-------- Data to use --------
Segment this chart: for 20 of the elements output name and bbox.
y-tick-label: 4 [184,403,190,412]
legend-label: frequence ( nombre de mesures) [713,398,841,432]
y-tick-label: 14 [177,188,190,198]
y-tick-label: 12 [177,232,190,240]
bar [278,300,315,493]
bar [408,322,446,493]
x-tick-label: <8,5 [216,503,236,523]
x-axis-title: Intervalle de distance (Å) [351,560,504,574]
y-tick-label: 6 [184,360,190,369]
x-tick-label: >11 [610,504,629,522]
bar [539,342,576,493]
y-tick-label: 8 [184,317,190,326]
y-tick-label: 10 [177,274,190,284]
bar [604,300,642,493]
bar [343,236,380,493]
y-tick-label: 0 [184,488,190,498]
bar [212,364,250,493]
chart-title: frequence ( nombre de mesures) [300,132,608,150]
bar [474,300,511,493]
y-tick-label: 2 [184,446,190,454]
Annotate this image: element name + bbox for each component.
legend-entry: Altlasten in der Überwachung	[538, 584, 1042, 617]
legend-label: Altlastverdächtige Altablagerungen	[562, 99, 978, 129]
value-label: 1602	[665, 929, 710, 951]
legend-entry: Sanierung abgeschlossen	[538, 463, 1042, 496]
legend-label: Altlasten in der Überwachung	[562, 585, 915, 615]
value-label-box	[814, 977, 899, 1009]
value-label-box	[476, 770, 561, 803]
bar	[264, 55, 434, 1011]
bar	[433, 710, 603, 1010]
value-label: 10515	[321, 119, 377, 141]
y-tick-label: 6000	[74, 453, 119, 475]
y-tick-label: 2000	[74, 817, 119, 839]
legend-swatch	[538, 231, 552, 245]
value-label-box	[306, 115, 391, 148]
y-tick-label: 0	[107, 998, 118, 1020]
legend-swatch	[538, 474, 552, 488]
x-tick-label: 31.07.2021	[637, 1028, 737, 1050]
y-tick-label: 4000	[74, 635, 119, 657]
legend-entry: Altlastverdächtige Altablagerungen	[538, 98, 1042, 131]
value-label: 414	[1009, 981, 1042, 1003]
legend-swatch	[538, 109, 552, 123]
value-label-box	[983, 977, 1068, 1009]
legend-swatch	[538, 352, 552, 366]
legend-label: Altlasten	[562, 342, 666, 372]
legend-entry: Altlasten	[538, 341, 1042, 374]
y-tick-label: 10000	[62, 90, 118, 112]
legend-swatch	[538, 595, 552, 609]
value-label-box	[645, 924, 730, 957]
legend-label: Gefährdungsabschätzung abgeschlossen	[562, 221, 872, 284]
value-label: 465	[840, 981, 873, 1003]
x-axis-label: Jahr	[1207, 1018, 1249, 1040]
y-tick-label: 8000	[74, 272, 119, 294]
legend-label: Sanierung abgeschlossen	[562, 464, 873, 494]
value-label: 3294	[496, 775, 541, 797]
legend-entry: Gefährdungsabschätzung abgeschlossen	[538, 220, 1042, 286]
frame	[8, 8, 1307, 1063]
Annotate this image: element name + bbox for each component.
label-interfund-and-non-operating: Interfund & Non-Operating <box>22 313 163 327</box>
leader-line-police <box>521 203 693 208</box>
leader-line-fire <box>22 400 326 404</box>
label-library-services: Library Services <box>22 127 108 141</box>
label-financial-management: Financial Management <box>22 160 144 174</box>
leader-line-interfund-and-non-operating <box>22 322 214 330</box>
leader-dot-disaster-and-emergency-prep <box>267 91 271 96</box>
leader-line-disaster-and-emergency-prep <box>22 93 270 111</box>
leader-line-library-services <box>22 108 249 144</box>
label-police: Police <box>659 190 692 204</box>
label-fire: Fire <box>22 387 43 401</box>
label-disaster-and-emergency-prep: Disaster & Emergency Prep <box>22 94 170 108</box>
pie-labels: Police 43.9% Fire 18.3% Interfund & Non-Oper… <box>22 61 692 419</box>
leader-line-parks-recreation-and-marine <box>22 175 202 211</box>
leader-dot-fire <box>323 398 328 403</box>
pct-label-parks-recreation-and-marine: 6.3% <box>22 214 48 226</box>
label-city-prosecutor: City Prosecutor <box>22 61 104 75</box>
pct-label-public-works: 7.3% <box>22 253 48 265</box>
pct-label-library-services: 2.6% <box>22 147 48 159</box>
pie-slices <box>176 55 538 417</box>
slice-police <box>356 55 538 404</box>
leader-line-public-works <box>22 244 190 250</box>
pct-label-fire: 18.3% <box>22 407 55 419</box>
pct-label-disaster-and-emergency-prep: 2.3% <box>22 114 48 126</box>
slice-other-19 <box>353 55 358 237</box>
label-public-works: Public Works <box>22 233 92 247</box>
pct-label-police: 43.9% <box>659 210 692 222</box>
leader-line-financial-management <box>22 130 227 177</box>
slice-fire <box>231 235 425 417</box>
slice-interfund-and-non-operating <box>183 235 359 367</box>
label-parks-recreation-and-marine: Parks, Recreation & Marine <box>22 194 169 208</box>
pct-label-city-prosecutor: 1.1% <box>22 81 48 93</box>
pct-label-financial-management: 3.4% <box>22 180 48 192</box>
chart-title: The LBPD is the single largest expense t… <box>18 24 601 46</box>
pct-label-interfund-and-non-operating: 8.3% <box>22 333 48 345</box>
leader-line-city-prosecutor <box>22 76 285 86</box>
--------
Please locate each row above that contains the word "works" and copy those rows in full.

Task result ->
pct-label-public-works: 7.3% <box>22 253 48 265</box>
leader-line-public-works <box>22 244 190 250</box>
label-public-works: Public Works <box>22 233 92 247</box>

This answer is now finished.